### Input rows ###
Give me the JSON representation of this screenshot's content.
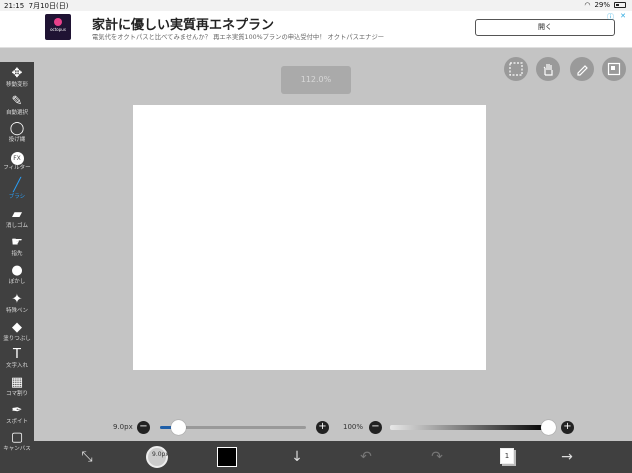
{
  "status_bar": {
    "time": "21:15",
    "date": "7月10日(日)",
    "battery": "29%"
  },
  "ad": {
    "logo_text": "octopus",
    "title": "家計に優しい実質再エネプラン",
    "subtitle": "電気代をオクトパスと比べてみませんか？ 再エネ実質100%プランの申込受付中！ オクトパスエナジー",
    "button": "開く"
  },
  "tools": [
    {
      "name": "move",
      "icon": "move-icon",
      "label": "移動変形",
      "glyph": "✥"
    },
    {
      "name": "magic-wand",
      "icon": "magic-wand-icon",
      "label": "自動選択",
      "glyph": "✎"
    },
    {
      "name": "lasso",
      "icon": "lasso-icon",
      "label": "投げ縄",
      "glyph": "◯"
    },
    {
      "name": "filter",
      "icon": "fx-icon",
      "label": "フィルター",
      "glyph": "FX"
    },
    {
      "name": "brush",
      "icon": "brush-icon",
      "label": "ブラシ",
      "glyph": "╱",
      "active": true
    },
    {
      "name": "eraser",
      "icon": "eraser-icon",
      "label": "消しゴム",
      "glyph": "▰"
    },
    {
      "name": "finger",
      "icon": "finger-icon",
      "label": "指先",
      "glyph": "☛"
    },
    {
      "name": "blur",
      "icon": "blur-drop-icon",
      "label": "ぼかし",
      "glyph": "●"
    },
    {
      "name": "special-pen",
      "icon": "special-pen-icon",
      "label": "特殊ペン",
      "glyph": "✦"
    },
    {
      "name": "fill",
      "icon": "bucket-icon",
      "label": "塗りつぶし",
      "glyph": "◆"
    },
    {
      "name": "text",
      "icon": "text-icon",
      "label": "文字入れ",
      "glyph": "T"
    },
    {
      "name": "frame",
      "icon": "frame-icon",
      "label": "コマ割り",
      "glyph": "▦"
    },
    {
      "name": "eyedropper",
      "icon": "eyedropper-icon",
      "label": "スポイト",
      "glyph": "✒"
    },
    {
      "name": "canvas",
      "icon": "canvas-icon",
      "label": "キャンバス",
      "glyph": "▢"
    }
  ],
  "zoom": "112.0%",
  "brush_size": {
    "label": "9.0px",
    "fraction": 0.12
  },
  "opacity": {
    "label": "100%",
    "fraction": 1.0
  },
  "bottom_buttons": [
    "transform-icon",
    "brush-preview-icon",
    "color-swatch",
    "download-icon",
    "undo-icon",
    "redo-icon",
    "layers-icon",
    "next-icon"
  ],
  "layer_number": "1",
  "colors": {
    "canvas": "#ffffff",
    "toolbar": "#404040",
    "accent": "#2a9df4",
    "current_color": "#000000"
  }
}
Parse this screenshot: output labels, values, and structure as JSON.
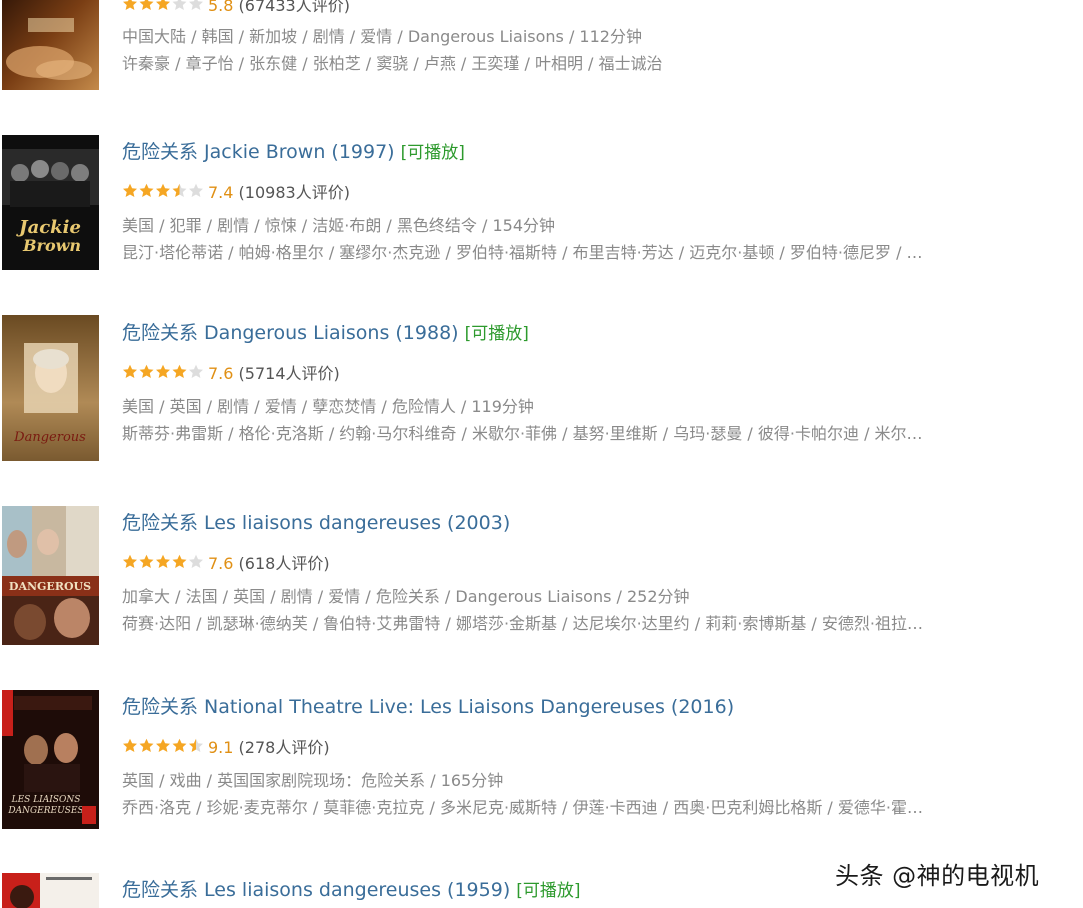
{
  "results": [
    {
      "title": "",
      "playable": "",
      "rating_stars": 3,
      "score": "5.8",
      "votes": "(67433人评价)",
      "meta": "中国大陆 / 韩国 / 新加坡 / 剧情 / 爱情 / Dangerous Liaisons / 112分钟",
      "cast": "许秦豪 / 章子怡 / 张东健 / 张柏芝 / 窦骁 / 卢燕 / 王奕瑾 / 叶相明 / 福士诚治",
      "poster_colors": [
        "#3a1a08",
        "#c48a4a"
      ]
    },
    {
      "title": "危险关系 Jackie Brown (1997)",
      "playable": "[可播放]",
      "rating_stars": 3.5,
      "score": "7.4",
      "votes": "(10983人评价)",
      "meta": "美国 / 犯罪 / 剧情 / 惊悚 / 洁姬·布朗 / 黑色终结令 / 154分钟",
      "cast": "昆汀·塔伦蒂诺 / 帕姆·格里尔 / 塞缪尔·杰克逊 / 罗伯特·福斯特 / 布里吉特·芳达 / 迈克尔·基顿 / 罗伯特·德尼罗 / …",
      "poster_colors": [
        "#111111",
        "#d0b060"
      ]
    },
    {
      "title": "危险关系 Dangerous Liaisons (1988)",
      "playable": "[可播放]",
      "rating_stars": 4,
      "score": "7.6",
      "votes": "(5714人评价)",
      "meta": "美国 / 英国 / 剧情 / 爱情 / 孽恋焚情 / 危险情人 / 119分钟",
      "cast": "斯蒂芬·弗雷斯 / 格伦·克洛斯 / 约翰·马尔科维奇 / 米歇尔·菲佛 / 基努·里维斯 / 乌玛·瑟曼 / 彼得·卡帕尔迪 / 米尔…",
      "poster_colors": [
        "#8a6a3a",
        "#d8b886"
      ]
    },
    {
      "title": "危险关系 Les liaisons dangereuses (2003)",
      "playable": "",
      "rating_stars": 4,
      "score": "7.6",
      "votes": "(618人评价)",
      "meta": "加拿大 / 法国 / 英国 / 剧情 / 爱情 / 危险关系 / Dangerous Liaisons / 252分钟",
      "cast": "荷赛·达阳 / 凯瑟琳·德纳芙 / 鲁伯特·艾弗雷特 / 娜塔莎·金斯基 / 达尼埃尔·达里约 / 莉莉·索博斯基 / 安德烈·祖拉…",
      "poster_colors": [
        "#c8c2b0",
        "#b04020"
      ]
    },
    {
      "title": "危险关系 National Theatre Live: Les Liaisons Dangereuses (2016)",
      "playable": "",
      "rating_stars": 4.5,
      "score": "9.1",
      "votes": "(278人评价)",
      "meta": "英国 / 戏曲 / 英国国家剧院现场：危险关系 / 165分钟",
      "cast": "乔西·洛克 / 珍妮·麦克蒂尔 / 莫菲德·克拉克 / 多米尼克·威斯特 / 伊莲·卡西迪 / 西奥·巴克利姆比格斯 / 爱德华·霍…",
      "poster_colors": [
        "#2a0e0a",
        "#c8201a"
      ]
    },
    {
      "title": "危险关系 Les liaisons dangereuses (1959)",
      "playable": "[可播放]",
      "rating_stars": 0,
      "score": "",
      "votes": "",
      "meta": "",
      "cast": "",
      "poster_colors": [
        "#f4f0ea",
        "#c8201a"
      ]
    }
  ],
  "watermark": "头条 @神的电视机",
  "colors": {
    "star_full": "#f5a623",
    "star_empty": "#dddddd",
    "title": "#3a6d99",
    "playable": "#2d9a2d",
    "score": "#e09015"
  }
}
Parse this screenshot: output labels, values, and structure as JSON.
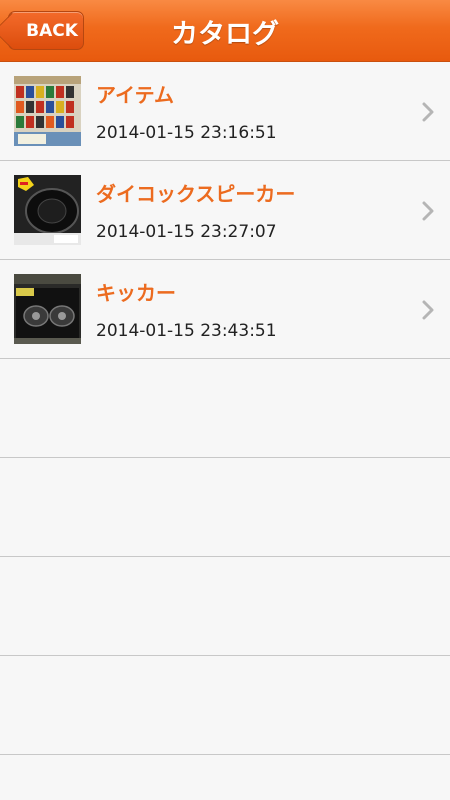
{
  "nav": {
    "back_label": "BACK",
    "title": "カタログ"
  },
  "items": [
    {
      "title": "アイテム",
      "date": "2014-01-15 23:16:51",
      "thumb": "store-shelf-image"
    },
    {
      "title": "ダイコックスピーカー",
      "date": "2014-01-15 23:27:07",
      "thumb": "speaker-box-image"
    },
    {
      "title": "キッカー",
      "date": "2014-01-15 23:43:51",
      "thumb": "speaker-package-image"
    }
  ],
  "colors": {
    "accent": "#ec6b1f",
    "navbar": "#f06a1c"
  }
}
###
Instructions to follow:
Reproduce the material word for word, minus the images.

Reply to the task:
Give me the JSON representation of this screenshot's content.
{
  "status_bar": {
    "time": "21:15",
    "date": "7月10日(日)",
    "battery": "29%"
  },
  "ad": {
    "logo_text": "octopus",
    "title": "家計に優しい実質再エネプラン",
    "subtitle": "電気代をオクトパスと比べてみませんか？ 再エネ実質100%プランの申込受付中！ オクトパスエナジー",
    "button": "開く"
  },
  "tools": [
    {
      "name": "move",
      "icon": "move-icon",
      "label": "移動変形",
      "glyph": "✥"
    },
    {
      "name": "magic-wand",
      "icon": "magic-wand-icon",
      "label": "自動選択",
      "glyph": "✎"
    },
    {
      "name": "lasso",
      "icon": "lasso-icon",
      "label": "投げ縄",
      "glyph": "◯"
    },
    {
      "name": "filter",
      "icon": "fx-icon",
      "label": "フィルター",
      "glyph": "FX"
    },
    {
      "name": "brush",
      "icon": "brush-icon",
      "label": "ブラシ",
      "glyph": "╱",
      "active": true
    },
    {
      "name": "eraser",
      "icon": "eraser-icon",
      "label": "消しゴム",
      "glyph": "▰"
    },
    {
      "name": "finger",
      "icon": "finger-icon",
      "label": "指先",
      "glyph": "☛"
    },
    {
      "name": "blur",
      "icon": "blur-drop-icon",
      "label": "ぼかし",
      "glyph": "●"
    },
    {
      "name": "special-pen",
      "icon": "special-pen-icon",
      "label": "特殊ペン",
      "glyph": "✦"
    },
    {
      "name": "fill",
      "icon": "bucket-icon",
      "label": "塗りつぶし",
      "glyph": "◆"
    },
    {
      "name": "text",
      "icon": "text-icon",
      "label": "文字入れ",
      "glyph": "T"
    },
    {
      "name": "frame",
      "icon": "frame-icon",
      "label": "コマ割り",
      "glyph": "▦"
    },
    {
      "name": "eyedropper",
      "icon": "eyedropper-icon",
      "label": "スポイト",
      "glyph": "✒"
    },
    {
      "name": "canvas",
      "icon": "canvas-icon",
      "label": "キャンバス",
      "glyph": "▢"
    }
  ],
  "zoom": "112.0%",
  "brush_size": {
    "label": "9.0px",
    "fraction": 0.12
  },
  "opacity": {
    "label": "100%",
    "fraction": 1.0
  },
  "bottom_buttons": [
    "transform-icon",
    "brush-preview-icon",
    "color-swatch",
    "download-icon",
    "undo-icon",
    "redo-icon",
    "layers-icon",
    "next-icon"
  ],
  "layer_number": "1",
  "colors": {
    "canvas": "#ffffff",
    "toolbar": "#404040",
    "accent": "#2a9df4",
    "current_color": "#000000"
  }
}
Parse this screenshot: output labels, values, and structure as JSON.
{
  "results": [
    {
      "title": "",
      "playable": "",
      "rating_stars": 3,
      "score": "5.8",
      "votes": "(67433人评价)",
      "meta": "中国大陆 / 韩国 / 新加坡 / 剧情 / 爱情 / Dangerous Liaisons / 112分钟",
      "cast": "许秦豪 / 章子怡 / 张东健 / 张柏芝 / 窦骁 / 卢燕 / 王奕瑾 / 叶相明 / 福士诚治",
      "poster_colors": [
        "#3a1a08",
        "#c48a4a"
      ]
    },
    {
      "title": "危险关系 Jackie Brown (1997)",
      "playable": "[可播放]",
      "rating_stars": 3.5,
      "score": "7.4",
      "votes": "(10983人评价)",
      "meta": "美国 / 犯罪 / 剧情 / 惊悚 / 洁姬·布朗 / 黑色终结令 / 154分钟",
      "cast": "昆汀·塔伦蒂诺 / 帕姆·格里尔 / 塞缪尔·杰克逊 / 罗伯特·福斯特 / 布里吉特·芳达 / 迈克尔·基顿 / 罗伯特·德尼罗 / …",
      "poster_colors": [
        "#111111",
        "#d0b060"
      ]
    },
    {
      "title": "危险关系 Dangerous Liaisons (1988)",
      "playable": "[可播放]",
      "rating_stars": 4,
      "score": "7.6",
      "votes": "(5714人评价)",
      "meta": "美国 / 英国 / 剧情 / 爱情 / 孽恋焚情 / 危险情人 / 119分钟",
      "cast": "斯蒂芬·弗雷斯 / 格伦·克洛斯 / 约翰·马尔科维奇 / 米歇尔·菲佛 / 基努·里维斯 / 乌玛·瑟曼 / 彼得·卡帕尔迪 / 米尔…",
      "poster_colors": [
        "#8a6a3a",
        "#d8b886"
      ]
    },
    {
      "title": "危险关系 Les liaisons dangereuses (2003)",
      "playable": "",
      "rating_stars": 4,
      "score": "7.6",
      "votes": "(618人评价)",
      "meta": "加拿大 / 法国 / 英国 / 剧情 / 爱情 / 危险关系 / Dangerous Liaisons / 252分钟",
      "cast": "荷赛·达阳 / 凯瑟琳·德纳芙 / 鲁伯特·艾弗雷特 / 娜塔莎·金斯基 / 达尼埃尔·达里约 / 莉莉·索博斯基 / 安德烈·祖拉…",
      "poster_colors": [
        "#c8c2b0",
        "#b04020"
      ]
    },
    {
      "title": "危险关系 National Theatre Live: Les Liaisons Dangereuses (2016)",
      "playable": "",
      "rating_stars": 4.5,
      "score": "9.1",
      "votes": "(278人评价)",
      "meta": "英国 / 戏曲 / 英国国家剧院现场：危险关系 / 165分钟",
      "cast": "乔西·洛克 / 珍妮·麦克蒂尔 / 莫菲德·克拉克 / 多米尼克·威斯特 / 伊莲·卡西迪 / 西奥·巴克利姆比格斯 / 爱德华·霍…",
      "poster_colors": [
        "#2a0e0a",
        "#c8201a"
      ]
    },
    {
      "title": "危险关系 Les liaisons dangereuses (1959)",
      "playable": "[可播放]",
      "rating_stars": 0,
      "score": "",
      "votes": "",
      "meta": "",
      "cast": "",
      "poster_colors": [
        "#f4f0ea",
        "#c8201a"
      ]
    }
  ],
  "watermark": "头条 @神的电视机",
  "colors": {
    "star_full": "#f5a623",
    "star_empty": "#dddddd",
    "title": "#3a6d99",
    "playable": "#2d9a2d",
    "score": "#e09015"
  }
}
Parse this screenshot: output labels, values, and structure as JSON.
{
  "nav": {
    "back_label": "BACK",
    "title": "カタログ"
  },
  "items": [
    {
      "title": "アイテム",
      "date": "2014-01-15 23:16:51",
      "thumb": "store-shelf-image"
    },
    {
      "title": "ダイコックスピーカー",
      "date": "2014-01-15 23:27:07",
      "thumb": "speaker-box-image"
    },
    {
      "title": "キッカー",
      "date": "2014-01-15 23:43:51",
      "thumb": "speaker-package-image"
    }
  ],
  "colors": {
    "accent": "#ec6b1f",
    "navbar": "#f06a1c"
  }
}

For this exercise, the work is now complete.